INPUT
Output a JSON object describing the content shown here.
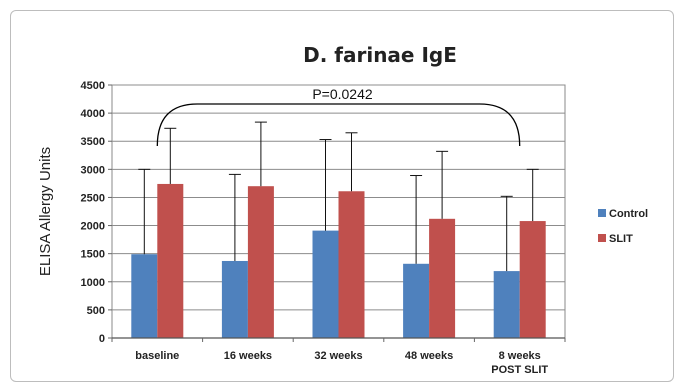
{
  "chart_data": {
    "type": "bar",
    "title": "D. farinae IgE",
    "xlabel": "",
    "ylabel": "ELISA Allergy Units",
    "ylim": [
      0,
      4500
    ],
    "yticks": [
      0,
      500,
      1000,
      1500,
      2000,
      2500,
      3000,
      3500,
      4000,
      4500
    ],
    "grid": true,
    "legend_position": "right",
    "categories": [
      [
        "baseline"
      ],
      [
        "16 weeks"
      ],
      [
        "32 weeks"
      ],
      [
        "48 weeks"
      ],
      [
        "8 weeks",
        "POST SLIT"
      ]
    ],
    "series": [
      {
        "name": "Control",
        "color": "#4f81bd",
        "values": [
          1490,
          1370,
          1910,
          1320,
          1190
        ],
        "error_upper": [
          3000,
          2910,
          3530,
          2890,
          2520
        ]
      },
      {
        "name": "SLIT",
        "color": "#c0504d",
        "values": [
          2740,
          2700,
          2610,
          2120,
          2080
        ],
        "error_upper": [
          3730,
          3840,
          3650,
          3320,
          3000
        ]
      }
    ],
    "annotation": {
      "text": "P=0.0242",
      "from_category": "baseline",
      "to_category": "8 weeks POST SLIT"
    }
  }
}
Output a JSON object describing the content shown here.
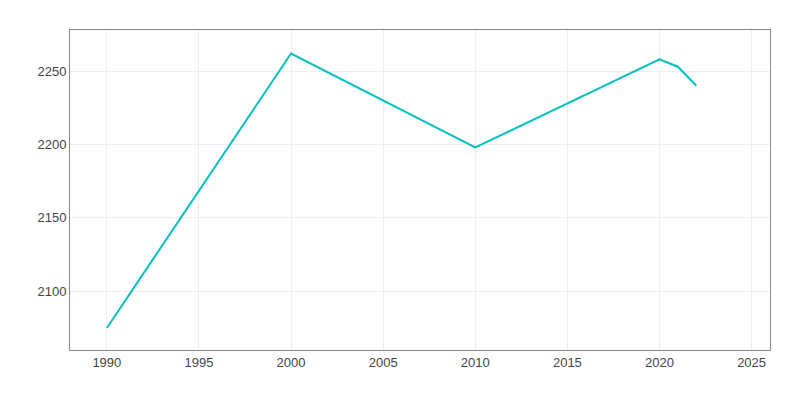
{
  "chart_data": {
    "type": "line",
    "x": [
      1990,
      2000,
      2010,
      2020,
      2021,
      2022
    ],
    "values": [
      2075,
      2262,
      2198,
      2258,
      2253,
      2240
    ],
    "color": "#00C0C0",
    "xlim": [
      1988,
      2026
    ],
    "ylim": [
      2060,
      2278
    ],
    "xticks": [
      1990,
      1995,
      2000,
      2005,
      2010,
      2015,
      2020,
      2025
    ],
    "yticks": [
      2100,
      2150,
      2200,
      2250
    ],
    "grid": true
  }
}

CHALLENGE
Write out each line of the data exactly; the images should be left out.

ANSWER TO THIS PROBLEM
Output a JSON object describing the content shown here.
{
  "chart_data": {
    "type": "bar",
    "title": "D. farinae IgE",
    "xlabel": "",
    "ylabel": "ELISA Allergy Units",
    "ylim": [
      0,
      4500
    ],
    "yticks": [
      0,
      500,
      1000,
      1500,
      2000,
      2500,
      3000,
      3500,
      4000,
      4500
    ],
    "grid": true,
    "legend_position": "right",
    "categories": [
      [
        "baseline"
      ],
      [
        "16 weeks"
      ],
      [
        "32 weeks"
      ],
      [
        "48 weeks"
      ],
      [
        "8 weeks",
        "POST SLIT"
      ]
    ],
    "series": [
      {
        "name": "Control",
        "color": "#4f81bd",
        "values": [
          1490,
          1370,
          1910,
          1320,
          1190
        ],
        "error_upper": [
          3000,
          2910,
          3530,
          2890,
          2520
        ]
      },
      {
        "name": "SLIT",
        "color": "#c0504d",
        "values": [
          2740,
          2700,
          2610,
          2120,
          2080
        ],
        "error_upper": [
          3730,
          3840,
          3650,
          3320,
          3000
        ]
      }
    ],
    "annotation": {
      "text": "P=0.0242",
      "from_category": "baseline",
      "to_category": "8 weeks POST SLIT"
    }
  }
}
Output a JSON object describing the content shown here.
{
  "chart_data": {
    "type": "line",
    "x": [
      1990,
      2000,
      2010,
      2020,
      2021,
      2022
    ],
    "values": [
      2075,
      2262,
      2198,
      2258,
      2253,
      2240
    ],
    "color": "#00C0C0",
    "xlim": [
      1988,
      2026
    ],
    "ylim": [
      2060,
      2278
    ],
    "xticks": [
      1990,
      1995,
      2000,
      2005,
      2010,
      2015,
      2020,
      2025
    ],
    "yticks": [
      2100,
      2150,
      2200,
      2250
    ],
    "grid": true
  }
}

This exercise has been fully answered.